## What the task asks
Filter the listing and keep only the lines with the word "name".

## Provided information
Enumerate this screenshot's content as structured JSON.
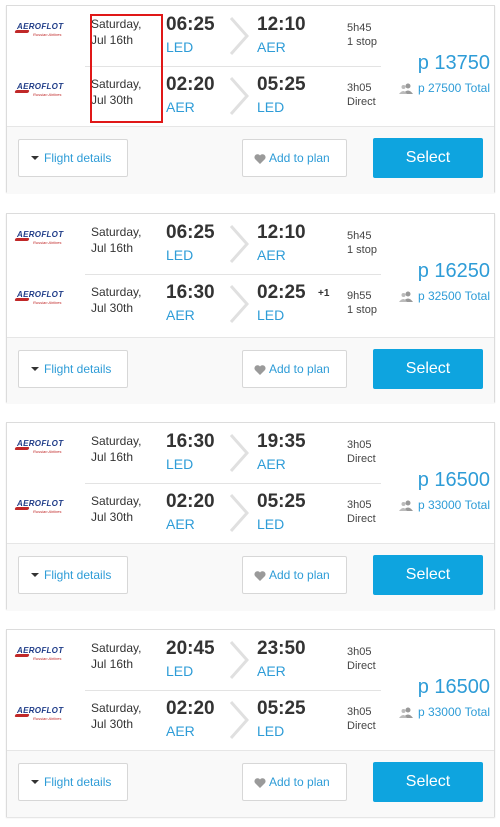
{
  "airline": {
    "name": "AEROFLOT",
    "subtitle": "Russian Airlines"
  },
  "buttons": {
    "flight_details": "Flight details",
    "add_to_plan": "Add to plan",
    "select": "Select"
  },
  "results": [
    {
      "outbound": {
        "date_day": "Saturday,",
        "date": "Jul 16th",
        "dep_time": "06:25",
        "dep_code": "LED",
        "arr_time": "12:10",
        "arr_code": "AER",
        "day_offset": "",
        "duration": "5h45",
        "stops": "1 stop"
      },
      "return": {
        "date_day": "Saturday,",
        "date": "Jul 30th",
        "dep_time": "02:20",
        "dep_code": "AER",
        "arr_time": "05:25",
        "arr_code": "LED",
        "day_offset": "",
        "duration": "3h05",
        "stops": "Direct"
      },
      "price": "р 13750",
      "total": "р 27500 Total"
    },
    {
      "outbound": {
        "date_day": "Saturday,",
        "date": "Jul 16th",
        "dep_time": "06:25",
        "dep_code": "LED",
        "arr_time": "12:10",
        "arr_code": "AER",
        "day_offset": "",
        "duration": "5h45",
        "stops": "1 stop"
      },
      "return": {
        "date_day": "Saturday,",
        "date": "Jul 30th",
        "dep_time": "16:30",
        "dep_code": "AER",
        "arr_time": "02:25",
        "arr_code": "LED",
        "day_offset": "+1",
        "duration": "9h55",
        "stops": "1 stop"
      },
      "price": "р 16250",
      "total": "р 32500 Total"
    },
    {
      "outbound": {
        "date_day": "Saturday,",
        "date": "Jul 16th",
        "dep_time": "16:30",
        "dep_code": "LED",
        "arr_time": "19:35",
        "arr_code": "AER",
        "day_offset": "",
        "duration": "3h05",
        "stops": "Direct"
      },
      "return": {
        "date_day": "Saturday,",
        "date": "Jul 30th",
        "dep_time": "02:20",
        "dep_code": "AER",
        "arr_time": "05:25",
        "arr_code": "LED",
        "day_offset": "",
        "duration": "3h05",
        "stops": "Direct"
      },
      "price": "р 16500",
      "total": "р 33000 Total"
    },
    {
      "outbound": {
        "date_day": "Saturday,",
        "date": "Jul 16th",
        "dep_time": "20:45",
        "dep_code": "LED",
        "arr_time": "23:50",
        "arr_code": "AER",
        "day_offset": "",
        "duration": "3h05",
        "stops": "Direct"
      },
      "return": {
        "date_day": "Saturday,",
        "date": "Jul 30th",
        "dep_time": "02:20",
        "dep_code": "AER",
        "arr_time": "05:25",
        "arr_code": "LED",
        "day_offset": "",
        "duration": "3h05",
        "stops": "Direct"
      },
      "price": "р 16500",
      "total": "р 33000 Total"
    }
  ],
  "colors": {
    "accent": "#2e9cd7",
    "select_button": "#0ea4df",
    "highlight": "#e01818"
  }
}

==

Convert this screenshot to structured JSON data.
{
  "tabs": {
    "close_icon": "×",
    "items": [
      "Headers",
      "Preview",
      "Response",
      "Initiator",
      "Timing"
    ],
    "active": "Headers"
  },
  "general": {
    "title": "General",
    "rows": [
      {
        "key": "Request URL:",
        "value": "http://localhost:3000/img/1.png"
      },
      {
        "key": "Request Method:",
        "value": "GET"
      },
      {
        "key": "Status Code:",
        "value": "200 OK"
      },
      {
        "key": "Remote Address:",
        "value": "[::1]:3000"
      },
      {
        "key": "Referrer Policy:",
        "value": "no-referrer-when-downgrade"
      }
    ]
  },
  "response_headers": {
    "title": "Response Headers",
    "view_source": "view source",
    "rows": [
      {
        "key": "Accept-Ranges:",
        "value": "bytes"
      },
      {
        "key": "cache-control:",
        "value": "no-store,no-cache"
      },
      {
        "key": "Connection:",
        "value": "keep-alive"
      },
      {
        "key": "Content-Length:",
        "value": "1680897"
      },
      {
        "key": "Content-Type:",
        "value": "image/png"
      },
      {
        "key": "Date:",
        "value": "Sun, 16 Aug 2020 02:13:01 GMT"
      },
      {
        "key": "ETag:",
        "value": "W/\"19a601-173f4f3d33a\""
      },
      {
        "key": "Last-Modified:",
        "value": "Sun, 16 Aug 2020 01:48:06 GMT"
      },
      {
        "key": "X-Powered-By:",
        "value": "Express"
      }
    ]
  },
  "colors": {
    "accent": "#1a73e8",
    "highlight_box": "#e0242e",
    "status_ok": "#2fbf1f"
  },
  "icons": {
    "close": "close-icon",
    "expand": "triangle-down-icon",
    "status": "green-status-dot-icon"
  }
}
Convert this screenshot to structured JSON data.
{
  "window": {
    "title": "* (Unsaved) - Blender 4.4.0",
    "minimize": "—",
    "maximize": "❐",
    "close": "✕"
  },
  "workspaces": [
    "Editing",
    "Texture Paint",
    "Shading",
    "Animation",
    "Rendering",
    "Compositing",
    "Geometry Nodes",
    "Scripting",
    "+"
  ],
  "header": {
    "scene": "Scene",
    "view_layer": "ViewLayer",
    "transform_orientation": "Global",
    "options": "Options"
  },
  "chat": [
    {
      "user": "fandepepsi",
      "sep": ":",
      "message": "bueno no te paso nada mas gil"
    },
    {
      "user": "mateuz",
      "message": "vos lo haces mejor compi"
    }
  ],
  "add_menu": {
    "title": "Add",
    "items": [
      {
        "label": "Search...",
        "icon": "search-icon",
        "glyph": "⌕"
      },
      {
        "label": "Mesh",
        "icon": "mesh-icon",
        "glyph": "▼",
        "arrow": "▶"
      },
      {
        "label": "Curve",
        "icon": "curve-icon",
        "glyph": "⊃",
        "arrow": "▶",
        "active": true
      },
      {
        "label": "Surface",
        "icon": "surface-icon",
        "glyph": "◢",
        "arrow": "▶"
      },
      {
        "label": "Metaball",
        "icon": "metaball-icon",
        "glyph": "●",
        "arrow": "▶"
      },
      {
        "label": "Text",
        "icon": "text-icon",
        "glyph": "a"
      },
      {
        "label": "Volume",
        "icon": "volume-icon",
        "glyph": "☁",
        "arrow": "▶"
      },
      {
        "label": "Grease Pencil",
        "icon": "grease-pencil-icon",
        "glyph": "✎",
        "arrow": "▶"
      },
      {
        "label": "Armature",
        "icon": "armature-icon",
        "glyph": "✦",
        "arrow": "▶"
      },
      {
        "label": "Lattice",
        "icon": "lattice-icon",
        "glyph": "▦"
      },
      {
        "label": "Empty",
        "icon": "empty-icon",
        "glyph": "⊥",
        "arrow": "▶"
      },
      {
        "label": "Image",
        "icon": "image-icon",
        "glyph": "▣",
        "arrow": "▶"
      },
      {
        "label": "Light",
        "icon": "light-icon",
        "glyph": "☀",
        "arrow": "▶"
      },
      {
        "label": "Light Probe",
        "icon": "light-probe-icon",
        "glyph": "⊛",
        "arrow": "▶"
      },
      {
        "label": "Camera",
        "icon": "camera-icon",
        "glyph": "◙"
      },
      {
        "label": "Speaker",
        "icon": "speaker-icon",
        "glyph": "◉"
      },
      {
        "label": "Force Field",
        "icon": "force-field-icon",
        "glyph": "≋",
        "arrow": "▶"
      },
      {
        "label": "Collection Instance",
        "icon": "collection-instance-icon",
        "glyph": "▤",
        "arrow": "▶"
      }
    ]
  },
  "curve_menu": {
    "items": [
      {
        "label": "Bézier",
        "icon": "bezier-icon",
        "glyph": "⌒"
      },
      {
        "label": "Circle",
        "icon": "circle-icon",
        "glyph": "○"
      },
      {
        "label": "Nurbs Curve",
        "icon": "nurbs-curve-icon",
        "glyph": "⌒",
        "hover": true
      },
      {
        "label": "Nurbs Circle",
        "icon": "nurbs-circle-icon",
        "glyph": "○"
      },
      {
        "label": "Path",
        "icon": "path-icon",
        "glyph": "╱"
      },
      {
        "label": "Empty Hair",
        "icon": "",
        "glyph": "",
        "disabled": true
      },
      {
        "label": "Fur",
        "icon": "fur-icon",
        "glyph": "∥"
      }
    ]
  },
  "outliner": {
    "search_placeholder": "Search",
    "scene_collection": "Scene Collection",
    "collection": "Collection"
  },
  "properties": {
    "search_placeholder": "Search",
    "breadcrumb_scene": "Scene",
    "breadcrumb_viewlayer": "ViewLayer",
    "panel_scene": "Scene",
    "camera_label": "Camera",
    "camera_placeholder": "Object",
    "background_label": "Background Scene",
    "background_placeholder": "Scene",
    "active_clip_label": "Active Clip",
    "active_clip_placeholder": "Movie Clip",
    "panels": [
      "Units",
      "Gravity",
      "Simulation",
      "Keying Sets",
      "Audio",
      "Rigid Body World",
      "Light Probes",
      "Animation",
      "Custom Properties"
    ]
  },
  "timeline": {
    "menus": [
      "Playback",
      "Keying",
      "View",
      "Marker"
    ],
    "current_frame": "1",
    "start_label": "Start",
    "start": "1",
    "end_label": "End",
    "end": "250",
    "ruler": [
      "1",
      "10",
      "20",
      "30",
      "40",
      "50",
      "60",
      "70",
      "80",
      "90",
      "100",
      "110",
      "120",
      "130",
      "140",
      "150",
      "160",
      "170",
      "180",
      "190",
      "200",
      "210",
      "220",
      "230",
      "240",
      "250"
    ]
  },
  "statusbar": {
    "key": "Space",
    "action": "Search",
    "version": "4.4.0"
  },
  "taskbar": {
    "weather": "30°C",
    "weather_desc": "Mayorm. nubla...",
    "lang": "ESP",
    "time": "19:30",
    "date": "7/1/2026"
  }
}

* * *

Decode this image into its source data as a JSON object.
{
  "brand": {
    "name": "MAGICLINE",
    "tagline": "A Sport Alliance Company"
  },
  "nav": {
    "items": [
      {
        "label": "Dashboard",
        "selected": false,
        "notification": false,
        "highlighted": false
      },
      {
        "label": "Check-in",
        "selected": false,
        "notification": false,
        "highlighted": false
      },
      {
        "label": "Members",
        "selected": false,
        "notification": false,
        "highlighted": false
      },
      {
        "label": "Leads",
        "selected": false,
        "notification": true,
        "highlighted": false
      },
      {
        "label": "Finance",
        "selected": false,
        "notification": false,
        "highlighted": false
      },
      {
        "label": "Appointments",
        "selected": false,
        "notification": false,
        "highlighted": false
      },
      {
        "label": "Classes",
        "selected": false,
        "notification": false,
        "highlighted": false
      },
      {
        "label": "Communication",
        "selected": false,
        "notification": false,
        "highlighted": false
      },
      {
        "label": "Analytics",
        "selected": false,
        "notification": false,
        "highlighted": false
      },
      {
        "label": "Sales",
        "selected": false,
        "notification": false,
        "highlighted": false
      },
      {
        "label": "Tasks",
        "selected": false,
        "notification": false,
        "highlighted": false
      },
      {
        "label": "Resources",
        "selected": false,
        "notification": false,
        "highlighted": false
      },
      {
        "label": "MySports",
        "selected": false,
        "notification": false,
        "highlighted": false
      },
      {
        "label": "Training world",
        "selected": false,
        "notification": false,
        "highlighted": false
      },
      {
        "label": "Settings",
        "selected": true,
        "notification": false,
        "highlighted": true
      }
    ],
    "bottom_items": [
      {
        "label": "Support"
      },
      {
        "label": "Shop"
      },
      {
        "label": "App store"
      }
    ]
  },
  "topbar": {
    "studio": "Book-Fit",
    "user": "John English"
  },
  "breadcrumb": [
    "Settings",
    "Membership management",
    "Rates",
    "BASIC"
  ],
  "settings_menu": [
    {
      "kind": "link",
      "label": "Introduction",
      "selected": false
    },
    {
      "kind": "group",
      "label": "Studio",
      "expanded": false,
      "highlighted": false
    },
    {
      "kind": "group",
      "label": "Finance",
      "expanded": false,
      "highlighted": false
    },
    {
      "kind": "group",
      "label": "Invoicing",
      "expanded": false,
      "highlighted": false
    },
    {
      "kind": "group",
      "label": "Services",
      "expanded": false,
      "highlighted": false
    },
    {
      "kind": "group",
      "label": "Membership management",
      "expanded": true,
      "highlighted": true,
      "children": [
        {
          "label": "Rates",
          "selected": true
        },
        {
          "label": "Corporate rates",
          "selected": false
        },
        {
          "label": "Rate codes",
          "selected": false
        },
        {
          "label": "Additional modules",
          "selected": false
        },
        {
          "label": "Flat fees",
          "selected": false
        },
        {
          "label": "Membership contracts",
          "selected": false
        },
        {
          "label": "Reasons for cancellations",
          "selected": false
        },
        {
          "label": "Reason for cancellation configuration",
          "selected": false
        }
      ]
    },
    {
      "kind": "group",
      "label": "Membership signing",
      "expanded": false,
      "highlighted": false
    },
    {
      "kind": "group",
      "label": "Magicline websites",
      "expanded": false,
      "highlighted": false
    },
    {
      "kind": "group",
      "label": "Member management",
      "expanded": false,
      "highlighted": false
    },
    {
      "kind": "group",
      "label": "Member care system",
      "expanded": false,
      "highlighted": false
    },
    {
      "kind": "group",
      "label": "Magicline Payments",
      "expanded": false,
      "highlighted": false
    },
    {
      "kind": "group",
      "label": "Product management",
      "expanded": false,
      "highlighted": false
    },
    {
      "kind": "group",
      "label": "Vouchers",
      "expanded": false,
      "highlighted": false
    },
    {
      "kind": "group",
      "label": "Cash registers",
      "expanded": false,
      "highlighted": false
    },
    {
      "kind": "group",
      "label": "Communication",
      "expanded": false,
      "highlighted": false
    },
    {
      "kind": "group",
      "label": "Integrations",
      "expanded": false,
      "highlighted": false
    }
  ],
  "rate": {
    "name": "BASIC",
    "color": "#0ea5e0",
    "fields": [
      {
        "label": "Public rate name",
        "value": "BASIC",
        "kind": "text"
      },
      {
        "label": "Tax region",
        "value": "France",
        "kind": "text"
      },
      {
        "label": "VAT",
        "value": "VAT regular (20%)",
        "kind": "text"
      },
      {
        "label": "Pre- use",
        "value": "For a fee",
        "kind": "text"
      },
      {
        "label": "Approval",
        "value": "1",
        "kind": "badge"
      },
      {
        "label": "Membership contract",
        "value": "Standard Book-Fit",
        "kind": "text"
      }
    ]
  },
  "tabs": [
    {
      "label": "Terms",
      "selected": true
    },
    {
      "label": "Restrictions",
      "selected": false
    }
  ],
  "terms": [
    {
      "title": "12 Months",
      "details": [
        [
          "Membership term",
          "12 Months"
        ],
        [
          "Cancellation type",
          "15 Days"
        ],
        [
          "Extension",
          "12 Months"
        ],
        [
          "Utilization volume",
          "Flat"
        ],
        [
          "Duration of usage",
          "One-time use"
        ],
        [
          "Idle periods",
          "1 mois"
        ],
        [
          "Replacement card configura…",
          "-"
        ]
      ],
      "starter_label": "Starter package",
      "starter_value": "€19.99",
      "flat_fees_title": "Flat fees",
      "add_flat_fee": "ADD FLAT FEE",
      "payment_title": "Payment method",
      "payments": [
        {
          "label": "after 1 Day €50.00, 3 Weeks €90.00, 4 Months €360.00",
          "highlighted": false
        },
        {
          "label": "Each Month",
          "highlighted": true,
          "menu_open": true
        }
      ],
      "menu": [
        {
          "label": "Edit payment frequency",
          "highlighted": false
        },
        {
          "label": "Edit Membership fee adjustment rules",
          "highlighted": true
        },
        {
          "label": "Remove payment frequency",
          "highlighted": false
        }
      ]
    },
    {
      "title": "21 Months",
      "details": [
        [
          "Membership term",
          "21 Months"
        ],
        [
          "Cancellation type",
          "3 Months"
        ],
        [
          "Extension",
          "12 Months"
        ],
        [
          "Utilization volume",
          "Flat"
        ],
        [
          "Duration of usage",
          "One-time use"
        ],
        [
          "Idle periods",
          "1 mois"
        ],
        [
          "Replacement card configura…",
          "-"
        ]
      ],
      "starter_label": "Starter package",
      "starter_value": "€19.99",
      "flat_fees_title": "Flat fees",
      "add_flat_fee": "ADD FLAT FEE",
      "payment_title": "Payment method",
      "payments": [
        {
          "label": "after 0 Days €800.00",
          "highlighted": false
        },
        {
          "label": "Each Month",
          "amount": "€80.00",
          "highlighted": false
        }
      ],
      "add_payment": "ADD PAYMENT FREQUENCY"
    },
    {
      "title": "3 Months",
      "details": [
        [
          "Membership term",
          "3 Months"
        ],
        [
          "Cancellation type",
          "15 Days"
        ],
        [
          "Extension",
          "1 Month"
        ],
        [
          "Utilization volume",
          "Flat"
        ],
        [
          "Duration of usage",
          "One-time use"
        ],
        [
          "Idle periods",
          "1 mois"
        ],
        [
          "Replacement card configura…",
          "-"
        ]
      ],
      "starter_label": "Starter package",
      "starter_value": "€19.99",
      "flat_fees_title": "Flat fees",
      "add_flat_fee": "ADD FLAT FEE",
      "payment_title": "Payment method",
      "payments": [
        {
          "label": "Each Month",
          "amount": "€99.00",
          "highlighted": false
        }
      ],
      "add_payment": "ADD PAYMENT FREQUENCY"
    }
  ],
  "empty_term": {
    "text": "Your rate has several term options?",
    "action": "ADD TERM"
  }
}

## Reply
    "name": "AEROFLOT",
    "name": "MAGICLINE",
    "name": "BASIC",
        "label": "Public rate name",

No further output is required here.